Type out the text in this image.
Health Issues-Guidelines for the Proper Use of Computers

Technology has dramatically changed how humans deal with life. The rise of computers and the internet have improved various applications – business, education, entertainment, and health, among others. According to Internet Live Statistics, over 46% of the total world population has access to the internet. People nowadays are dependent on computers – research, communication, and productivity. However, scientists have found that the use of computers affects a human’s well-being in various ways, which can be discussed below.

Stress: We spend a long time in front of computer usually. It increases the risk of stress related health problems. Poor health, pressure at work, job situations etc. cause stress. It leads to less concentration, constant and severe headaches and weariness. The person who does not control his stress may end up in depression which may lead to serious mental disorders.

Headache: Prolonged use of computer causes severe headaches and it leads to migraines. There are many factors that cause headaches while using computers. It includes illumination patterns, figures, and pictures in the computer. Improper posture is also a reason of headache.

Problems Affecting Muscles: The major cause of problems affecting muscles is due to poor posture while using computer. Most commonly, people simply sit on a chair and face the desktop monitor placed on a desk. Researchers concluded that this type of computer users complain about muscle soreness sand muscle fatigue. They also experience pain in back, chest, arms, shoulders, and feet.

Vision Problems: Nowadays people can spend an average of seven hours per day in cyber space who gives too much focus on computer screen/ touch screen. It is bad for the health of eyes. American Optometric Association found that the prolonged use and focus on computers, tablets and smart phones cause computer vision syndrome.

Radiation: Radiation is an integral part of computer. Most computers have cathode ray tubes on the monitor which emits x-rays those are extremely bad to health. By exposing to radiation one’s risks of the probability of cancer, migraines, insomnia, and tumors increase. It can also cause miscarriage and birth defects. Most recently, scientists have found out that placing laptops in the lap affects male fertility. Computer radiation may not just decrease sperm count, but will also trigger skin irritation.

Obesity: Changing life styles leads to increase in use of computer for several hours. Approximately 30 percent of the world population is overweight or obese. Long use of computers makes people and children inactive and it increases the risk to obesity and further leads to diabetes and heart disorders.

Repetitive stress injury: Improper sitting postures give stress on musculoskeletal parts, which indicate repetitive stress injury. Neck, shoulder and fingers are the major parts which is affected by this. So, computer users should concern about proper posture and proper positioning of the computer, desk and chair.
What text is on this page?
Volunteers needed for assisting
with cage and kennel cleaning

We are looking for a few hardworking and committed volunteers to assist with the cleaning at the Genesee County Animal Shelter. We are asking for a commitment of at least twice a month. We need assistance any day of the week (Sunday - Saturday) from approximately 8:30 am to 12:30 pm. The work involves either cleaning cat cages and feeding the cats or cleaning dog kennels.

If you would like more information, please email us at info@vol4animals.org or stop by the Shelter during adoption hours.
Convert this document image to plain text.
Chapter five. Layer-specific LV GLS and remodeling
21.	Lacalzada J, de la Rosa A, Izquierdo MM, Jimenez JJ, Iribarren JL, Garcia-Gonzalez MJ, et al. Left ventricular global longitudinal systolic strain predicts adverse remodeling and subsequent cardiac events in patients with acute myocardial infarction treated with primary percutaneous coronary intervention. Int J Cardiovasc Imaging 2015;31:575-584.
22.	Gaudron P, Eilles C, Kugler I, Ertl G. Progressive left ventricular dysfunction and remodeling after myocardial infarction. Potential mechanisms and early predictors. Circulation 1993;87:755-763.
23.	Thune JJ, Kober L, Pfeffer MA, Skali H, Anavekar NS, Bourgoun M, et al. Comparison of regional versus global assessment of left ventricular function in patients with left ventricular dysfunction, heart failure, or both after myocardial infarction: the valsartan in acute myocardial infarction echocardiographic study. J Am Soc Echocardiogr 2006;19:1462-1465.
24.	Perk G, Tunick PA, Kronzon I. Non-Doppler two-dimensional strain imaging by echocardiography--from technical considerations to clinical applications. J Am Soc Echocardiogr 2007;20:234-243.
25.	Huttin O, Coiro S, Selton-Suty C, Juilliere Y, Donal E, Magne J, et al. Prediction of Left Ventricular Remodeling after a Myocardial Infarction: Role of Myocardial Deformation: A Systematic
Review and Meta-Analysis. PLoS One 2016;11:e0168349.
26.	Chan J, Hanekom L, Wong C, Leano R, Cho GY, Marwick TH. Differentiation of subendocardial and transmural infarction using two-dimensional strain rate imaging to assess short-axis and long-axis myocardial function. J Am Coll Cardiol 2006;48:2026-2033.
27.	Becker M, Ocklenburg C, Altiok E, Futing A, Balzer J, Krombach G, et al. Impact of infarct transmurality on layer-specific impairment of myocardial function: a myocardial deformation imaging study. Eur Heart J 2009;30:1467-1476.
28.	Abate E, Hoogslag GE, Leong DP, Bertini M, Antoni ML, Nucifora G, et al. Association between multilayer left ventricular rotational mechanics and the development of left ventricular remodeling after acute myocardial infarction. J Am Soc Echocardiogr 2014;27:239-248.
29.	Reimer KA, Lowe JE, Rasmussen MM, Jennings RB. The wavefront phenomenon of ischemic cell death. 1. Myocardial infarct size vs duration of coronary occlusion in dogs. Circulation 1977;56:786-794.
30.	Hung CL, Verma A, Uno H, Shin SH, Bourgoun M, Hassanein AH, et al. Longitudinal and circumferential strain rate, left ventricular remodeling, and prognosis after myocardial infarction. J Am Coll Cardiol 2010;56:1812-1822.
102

====

Look through the data and gather every line with the string "specific" in it.

Chapter five. Layer-specific LV GLS and remodeling
27.	Becker M, Ocklenburg C, Altiok E, Futing A, Balzer J, Krombach G, et al. Impact of infarct transmurality on layer-specific impairment of myocardial function: a myocardial deformation imaging study. Eur Heart J 2009;30:1467-1476.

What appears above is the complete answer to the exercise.